[Layout coordinate data]
____________________

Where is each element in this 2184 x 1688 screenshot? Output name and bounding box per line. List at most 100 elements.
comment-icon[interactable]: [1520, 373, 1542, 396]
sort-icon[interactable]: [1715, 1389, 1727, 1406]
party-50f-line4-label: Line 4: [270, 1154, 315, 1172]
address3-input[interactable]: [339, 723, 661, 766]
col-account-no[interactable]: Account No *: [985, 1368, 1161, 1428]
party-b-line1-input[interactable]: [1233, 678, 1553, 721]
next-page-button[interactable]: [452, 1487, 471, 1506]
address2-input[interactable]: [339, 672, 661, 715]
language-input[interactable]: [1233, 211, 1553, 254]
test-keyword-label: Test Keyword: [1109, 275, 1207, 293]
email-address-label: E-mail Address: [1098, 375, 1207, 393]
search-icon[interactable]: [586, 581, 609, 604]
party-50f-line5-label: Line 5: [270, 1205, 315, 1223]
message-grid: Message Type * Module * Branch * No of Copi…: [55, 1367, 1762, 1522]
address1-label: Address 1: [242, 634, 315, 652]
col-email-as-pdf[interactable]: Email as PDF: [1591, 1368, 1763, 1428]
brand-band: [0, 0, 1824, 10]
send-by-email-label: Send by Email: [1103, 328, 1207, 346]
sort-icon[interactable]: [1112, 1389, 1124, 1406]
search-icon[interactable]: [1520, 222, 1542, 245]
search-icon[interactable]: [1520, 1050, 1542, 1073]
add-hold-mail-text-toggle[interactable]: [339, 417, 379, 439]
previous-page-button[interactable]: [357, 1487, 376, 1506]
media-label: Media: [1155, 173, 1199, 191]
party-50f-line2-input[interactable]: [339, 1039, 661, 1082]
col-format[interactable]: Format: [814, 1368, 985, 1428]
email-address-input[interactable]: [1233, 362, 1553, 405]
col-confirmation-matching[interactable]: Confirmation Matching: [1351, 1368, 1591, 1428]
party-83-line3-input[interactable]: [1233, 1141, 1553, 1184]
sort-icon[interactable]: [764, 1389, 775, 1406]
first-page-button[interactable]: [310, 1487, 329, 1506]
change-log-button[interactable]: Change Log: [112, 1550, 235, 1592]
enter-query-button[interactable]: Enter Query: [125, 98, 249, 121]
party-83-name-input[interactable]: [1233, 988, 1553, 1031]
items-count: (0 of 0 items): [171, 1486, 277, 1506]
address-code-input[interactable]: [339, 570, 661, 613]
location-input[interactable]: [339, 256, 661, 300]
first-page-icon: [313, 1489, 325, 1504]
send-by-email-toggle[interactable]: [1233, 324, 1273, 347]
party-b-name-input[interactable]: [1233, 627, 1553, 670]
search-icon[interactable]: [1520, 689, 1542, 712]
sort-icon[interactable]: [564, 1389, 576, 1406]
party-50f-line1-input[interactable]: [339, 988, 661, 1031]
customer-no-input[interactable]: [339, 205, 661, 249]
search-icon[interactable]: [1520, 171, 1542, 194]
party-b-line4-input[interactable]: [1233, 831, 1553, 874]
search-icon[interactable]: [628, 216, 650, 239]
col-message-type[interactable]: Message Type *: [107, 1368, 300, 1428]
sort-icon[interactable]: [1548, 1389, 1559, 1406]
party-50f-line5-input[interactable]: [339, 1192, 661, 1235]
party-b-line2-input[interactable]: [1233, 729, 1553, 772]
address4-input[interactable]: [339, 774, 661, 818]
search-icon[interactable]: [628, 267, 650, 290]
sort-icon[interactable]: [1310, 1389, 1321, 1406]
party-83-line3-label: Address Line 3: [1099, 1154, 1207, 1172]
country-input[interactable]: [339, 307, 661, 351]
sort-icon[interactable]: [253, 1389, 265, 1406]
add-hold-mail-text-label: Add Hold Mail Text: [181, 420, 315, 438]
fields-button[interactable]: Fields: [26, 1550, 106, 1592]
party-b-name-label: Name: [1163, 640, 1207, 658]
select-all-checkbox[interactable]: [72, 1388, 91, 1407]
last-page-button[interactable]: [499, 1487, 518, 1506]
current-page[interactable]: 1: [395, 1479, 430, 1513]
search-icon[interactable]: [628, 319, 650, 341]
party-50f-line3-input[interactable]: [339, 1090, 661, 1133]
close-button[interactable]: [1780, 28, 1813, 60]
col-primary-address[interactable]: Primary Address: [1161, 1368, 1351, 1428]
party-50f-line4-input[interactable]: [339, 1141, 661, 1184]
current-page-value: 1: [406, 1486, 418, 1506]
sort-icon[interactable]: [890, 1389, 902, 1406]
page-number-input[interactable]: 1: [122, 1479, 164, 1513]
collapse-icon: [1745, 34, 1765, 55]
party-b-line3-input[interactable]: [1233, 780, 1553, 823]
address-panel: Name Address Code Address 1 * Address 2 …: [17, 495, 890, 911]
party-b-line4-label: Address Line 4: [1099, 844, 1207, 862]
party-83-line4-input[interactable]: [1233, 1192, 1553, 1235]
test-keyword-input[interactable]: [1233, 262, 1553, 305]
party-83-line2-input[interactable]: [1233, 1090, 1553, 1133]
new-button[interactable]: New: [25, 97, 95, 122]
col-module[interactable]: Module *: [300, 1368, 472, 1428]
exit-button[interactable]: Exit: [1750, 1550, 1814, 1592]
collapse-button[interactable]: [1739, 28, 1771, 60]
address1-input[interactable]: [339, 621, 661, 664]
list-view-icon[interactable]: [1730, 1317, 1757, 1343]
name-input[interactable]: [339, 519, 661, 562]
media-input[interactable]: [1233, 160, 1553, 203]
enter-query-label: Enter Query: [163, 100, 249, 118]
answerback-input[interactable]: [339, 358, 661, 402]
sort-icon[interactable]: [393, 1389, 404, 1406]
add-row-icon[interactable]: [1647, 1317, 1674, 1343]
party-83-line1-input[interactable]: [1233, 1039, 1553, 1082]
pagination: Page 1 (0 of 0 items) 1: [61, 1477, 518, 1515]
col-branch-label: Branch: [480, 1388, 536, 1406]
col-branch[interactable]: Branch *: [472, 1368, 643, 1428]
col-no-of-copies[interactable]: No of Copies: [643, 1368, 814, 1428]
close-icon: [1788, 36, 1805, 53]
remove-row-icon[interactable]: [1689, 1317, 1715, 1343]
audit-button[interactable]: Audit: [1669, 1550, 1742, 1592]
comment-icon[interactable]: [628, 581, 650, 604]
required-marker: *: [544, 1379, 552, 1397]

____________________

**What the exercise asks**
Copy these rows back line for line, with no changes.

**Exercise response**
Where is each element in this 2184 x 1688 screenshot? Output name and bounding box per line. List at most 100 elements.
comment-icon[interactable]: [1520, 373, 1542, 396]
sort-icon[interactable]: [1715, 1389, 1727, 1406]
party-50f-line4-label: Line 4: [270, 1154, 315, 1172]
address3-input[interactable]: [339, 723, 661, 766]
col-account-no[interactable]: Account No *: [985, 1368, 1161, 1428]
party-b-line1-input[interactable]: [1233, 678, 1553, 721]
next-page-button[interactable]: [452, 1487, 471, 1506]
address2-input[interactable]: [339, 672, 661, 715]
language-input[interactable]: [1233, 211, 1553, 254]
test-keyword-label: Test Keyword: [1109, 275, 1207, 293]
email-address-label: E-mail Address: [1098, 375, 1207, 393]
search-icon[interactable]: [586, 581, 609, 604]
party-50f-line5-label: Line 5: [270, 1205, 315, 1223]
message-grid: Message Type * Module * Branch * No of Copi…: [55, 1367, 1762, 1522]
address1-label: Address 1: [242, 634, 315, 652]
col-email-as-pdf[interactable]: Email as PDF: [1591, 1368, 1763, 1428]
brand-band: [0, 0, 1824, 10]
send-by-email-label: Send by Email: [1103, 328, 1207, 346]
sort-icon[interactable]: [1112, 1389, 1124, 1406]
search-icon[interactable]: [1520, 222, 1542, 245]
search-icon[interactable]: [1520, 1050, 1542, 1073]
add-hold-mail-text-toggle[interactable]: [339, 417, 379, 439]
previous-page-button[interactable]: [357, 1487, 376, 1506]
media-label: Media: [1155, 173, 1199, 191]
party-50f-line2-input[interactable]: [339, 1039, 661, 1082]
col-format[interactable]: Format: [814, 1368, 985, 1428]
email-address-input[interactable]: [1233, 362, 1553, 405]
col-confirmation-matching[interactable]: Confirmation Matching: [1351, 1368, 1591, 1428]
party-83-line3-input[interactable]: [1233, 1141, 1553, 1184]
sort-icon[interactable]: [764, 1389, 775, 1406]
first-page-button[interactable]: [310, 1487, 329, 1506]
change-log-button[interactable]: Change Log: [112, 1550, 235, 1592]
enter-query-button[interactable]: Enter Query: [125, 98, 249, 121]
party-83-name-input[interactable]: [1233, 988, 1553, 1031]
items-count: (0 of 0 items): [171, 1486, 277, 1506]
address-code-input[interactable]: [339, 570, 661, 613]
location-input[interactable]: [339, 256, 661, 300]
first-page-icon: [313, 1489, 325, 1504]
send-by-email-toggle[interactable]: [1233, 324, 1273, 347]
party-b-name-input[interactable]: [1233, 627, 1553, 670]
search-icon[interactable]: [1520, 689, 1542, 712]
sort-icon[interactable]: [564, 1389, 576, 1406]
party-50f-line1-input[interactable]: [339, 988, 661, 1031]
customer-no-input[interactable]: [339, 205, 661, 249]
search-icon[interactable]: [1520, 171, 1542, 194]
party-b-line4-input[interactable]: [1233, 831, 1553, 874]
search-icon[interactable]: [628, 216, 650, 239]
col-message-type[interactable]: Message Type *: [107, 1368, 300, 1428]
sort-icon[interactable]: [1548, 1389, 1559, 1406]
party-50f-line5-input[interactable]: [339, 1192, 661, 1235]
party-b-line2-input[interactable]: [1233, 729, 1553, 772]
address4-input[interactable]: [339, 774, 661, 818]
search-icon[interactable]: [628, 267, 650, 290]
sort-icon[interactable]: [1310, 1389, 1321, 1406]
party-83-line3-label: Address Line 3: [1099, 1154, 1207, 1172]
country-input[interactable]: [339, 307, 661, 351]
sort-icon[interactable]: [253, 1389, 265, 1406]
add-hold-mail-text-label: Add Hold Mail Text: [181, 420, 315, 438]
fields-button[interactable]: Fields: [26, 1550, 106, 1592]
party-b-name-label: Name: [1163, 640, 1207, 658]
select-all-checkbox[interactable]: [72, 1388, 91, 1407]
last-page-button[interactable]: [499, 1487, 518, 1506]
current-page[interactable]: 1: [395, 1479, 430, 1513]
search-icon[interactable]: [628, 319, 650, 341]
party-50f-line3-input[interactable]: [339, 1090, 661, 1133]
close-button[interactable]: [1780, 28, 1813, 60]
col-primary-address[interactable]: Primary Address: [1161, 1368, 1351, 1428]
party-50f-line4-input[interactable]: [339, 1141, 661, 1184]
current-page-value: 1: [406, 1486, 418, 1506]
sort-icon[interactable]: [890, 1389, 902, 1406]
page-number-input[interactable]: 1: [122, 1479, 164, 1513]
collapse-icon: [1745, 34, 1765, 55]
party-b-line3-input[interactable]: [1233, 780, 1553, 823]
address-panel: Name Address Code Address 1 * Address 2 …: [17, 495, 890, 911]
party-b-line4-label: Address Line 4: [1099, 844, 1207, 862]
party-83-line4-input[interactable]: [1233, 1192, 1553, 1235]
test-keyword-input[interactable]: [1233, 262, 1553, 305]
party-83-line2-input[interactable]: [1233, 1090, 1553, 1133]
new-button[interactable]: New: [25, 97, 95, 122]
col-module[interactable]: Module *: [300, 1368, 472, 1428]
exit-button[interactable]: Exit: [1750, 1550, 1814, 1592]
collapse-button[interactable]: [1739, 28, 1771, 60]
address1-input[interactable]: [339, 621, 661, 664]
list-view-icon[interactable]: [1730, 1317, 1757, 1343]
name-input[interactable]: [339, 519, 661, 562]
media-input[interactable]: [1233, 160, 1553, 203]
enter-query-label: Enter Query: [163, 100, 249, 118]
answerback-input[interactable]: [339, 358, 661, 402]
sort-icon[interactable]: [393, 1389, 404, 1406]
add-row-icon[interactable]: [1647, 1317, 1674, 1343]
party-83-line1-input[interactable]: [1233, 1039, 1553, 1082]
pagination: Page 1 (0 of 0 items) 1: [61, 1477, 518, 1515]
col-branch-label: Branch: [480, 1388, 536, 1406]
col-branch[interactable]: Branch *: [472, 1368, 643, 1428]
col-no-of-copies[interactable]: No of Copies: [643, 1368, 814, 1428]
close-icon: [1788, 36, 1805, 53]
remove-row-icon[interactable]: [1689, 1317, 1715, 1343]
audit-button[interactable]: Audit: [1669, 1550, 1742, 1592]
comment-icon[interactable]: [628, 581, 650, 604]
required-marker: *: [544, 1379, 552, 1397]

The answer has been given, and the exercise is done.